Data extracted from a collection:
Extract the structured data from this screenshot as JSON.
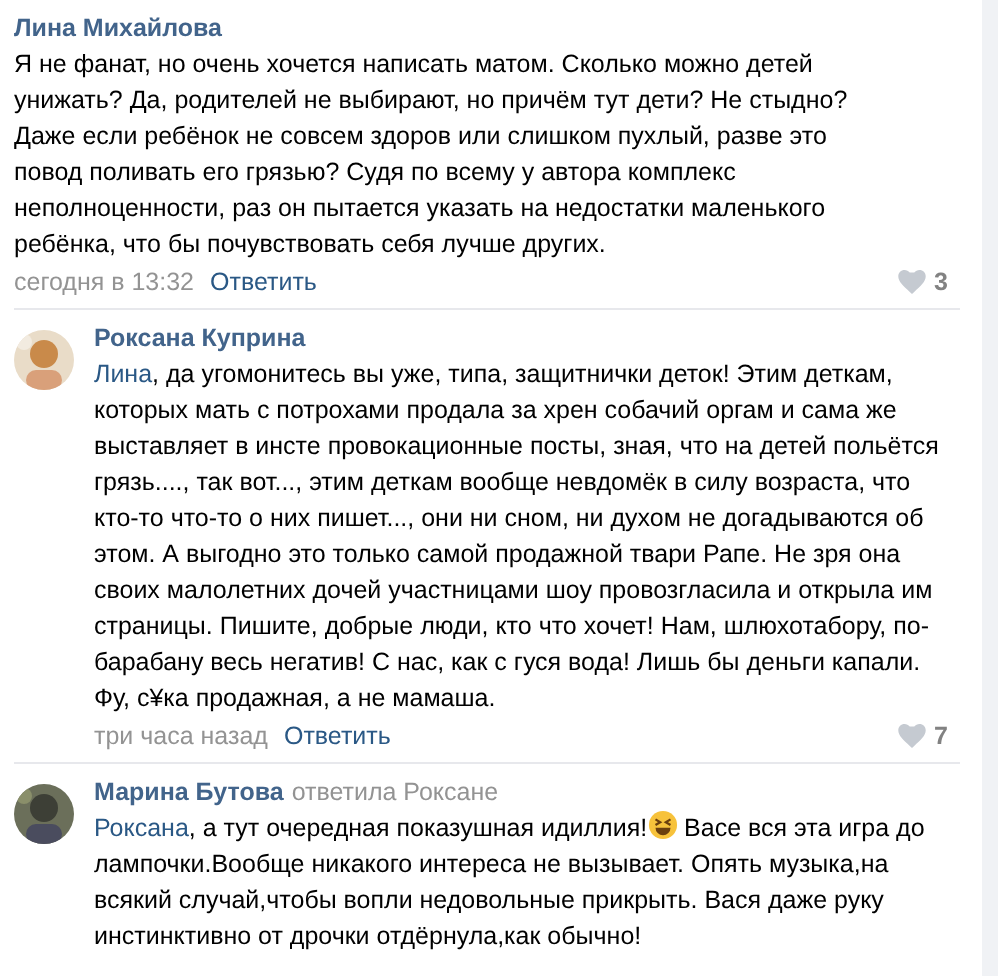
{
  "comments": [
    {
      "author": "Лина Михайлова",
      "avatar": false,
      "parts": [
        {
          "kind": "text",
          "text": "Я не фанат, но очень хочется написать матом. Сколько можно детей унижать? Да, родителей не выбирают, но причём тут дети? Не стыдно? Даже если ребёнок не совсем здоров или слишком пухлый, разве это повод поливать его грязью? Судя по всему у автора комплекс неполноценности, раз он пытается указать на недостатки маленького ребёнка, что бы почувствовать себя лучше других."
        }
      ],
      "time": "сегодня в 13:32",
      "reply": "Ответить",
      "likes": "3"
    },
    {
      "author": "Роксана Куприна",
      "avatar": true,
      "parts": [
        {
          "kind": "mention",
          "text": "Лина"
        },
        {
          "kind": "text",
          "text": ", да угомонитесь вы уже, типа, защитнички деток! Этим деткам, которых мать с потрохами продала за хрен собачий оргам и сама же выставляет в инсте провокационные посты, зная, что на детей польётся грязь...., так вот..., этим деткам вообще невдомёк в силу возраста, что кто-то что-то о них пишет..., они ни сном, ни духом не догадываются об этом. А выгодно это только самой продажной твари Рапе. Не зря она своих малолетних дочей участницами шоу провозгласила и открыла им страницы. Пишите, добрые люди, кто что хочет! Нам, шлюхотабору, по-барабану весь негатив! С нас, как с гуся вода! Лишь бы деньги капали. Фу, с¥ка продажная, а не мамаша."
        }
      ],
      "time": "три часа назад",
      "reply": "Ответить",
      "likes": "7"
    },
    {
      "author": "Марина Бутова",
      "reply_to": "ответила Роксане",
      "avatar": true,
      "parts": [
        {
          "kind": "mention",
          "text": "Роксана"
        },
        {
          "kind": "text",
          "text": ", а тут очередная показушная идиллия!"
        },
        {
          "kind": "emoji"
        },
        {
          "kind": "text",
          "text": " Васе вся эта игра до лампочки.Вообще никакого интереса не вызывает. Опять музыка,на всякий случай,чтобы вопли недовольные прикрыть. Вася даже руку инстинктивно от дрочки отдёрнула,как обычно!"
        }
      ]
    }
  ]
}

Aim of the exercise | Show the lines of the records that contain the word "Роксана".

Solution for this task |
      "author": "Роксана Куприна",
          "text": "Роксана"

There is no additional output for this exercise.